• _Job_
Using the records below, please work out how many lines contain "Details"; answer with the number alone.

• _Data rows_
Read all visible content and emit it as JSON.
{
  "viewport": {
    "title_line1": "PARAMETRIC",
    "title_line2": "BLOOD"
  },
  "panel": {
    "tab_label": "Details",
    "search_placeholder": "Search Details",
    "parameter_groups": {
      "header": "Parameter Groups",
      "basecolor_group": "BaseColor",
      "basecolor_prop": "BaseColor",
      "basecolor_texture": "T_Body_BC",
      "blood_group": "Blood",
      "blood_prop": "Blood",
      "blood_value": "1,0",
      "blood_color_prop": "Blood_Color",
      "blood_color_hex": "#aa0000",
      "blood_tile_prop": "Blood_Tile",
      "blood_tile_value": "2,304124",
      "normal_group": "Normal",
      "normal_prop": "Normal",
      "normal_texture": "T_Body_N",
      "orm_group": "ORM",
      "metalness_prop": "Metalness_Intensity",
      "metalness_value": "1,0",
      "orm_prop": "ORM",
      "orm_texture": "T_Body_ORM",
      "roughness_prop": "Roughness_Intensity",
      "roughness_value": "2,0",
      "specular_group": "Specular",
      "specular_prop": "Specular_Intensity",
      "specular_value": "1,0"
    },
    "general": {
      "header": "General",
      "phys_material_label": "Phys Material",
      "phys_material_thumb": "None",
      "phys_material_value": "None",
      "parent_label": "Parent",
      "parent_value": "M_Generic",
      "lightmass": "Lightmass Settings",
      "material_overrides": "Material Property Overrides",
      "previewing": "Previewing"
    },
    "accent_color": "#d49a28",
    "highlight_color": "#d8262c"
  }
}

• _Answer for this exercise_
2